- Your objective
Transcribe the records below exactly as they appear.

- Provided information
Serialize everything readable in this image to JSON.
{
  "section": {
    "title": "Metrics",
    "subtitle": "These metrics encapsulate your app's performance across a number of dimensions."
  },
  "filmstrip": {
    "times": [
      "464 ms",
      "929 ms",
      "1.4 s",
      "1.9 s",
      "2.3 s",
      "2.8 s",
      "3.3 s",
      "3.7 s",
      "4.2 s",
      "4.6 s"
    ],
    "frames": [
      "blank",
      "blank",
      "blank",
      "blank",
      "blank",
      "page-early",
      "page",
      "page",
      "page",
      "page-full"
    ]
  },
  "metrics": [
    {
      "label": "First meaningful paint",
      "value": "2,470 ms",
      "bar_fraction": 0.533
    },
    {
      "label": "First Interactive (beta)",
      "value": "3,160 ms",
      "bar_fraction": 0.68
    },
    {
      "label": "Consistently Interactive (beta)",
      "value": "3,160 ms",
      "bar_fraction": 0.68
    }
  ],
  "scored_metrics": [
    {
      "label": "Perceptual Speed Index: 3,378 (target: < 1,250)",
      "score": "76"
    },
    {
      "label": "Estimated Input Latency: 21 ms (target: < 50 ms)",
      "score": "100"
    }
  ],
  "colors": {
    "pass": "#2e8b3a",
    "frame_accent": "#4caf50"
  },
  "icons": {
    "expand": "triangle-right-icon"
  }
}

- Result of the exercise
Serialize everything readable in this image to JSON.
{
  "section": {
    "title": "Metrics",
    "subtitle": "These metrics encapsulate your app's performance across a number of dimensions."
  },
  "filmstrip": {
    "times": [
      "464 ms",
      "929 ms",
      "1.4 s",
      "1.9 s",
      "2.3 s",
      "2.8 s",
      "3.3 s",
      "3.7 s",
      "4.2 s",
      "4.6 s"
    ],
    "frames": [
      "blank",
      "blank",
      "blank",
      "blank",
      "blank",
      "page-early",
      "page",
      "page",
      "page",
      "page-full"
    ]
  },
  "metrics": [
    {
      "label": "First meaningful paint",
      "value": "2,470 ms",
      "bar_fraction": 0.533
    },
    {
      "label": "First Interactive (beta)",
      "value": "3,160 ms",
      "bar_fraction": 0.68
    },
    {
      "label": "Consistently Interactive (beta)",
      "value": "3,160 ms",
      "bar_fraction": 0.68
    }
  ],
  "scored_metrics": [
    {
      "label": "Perceptual Speed Index: 3,378 (target: < 1,250)",
      "score": "76"
    },
    {
      "label": "Estimated Input Latency: 21 ms (target: < 50 ms)",
      "score": "100"
    }
  ],
  "colors": {
    "pass": "#2e8b3a",
    "frame_accent": "#4caf50"
  },
  "icons": {
    "expand": "triangle-right-icon"
  }
}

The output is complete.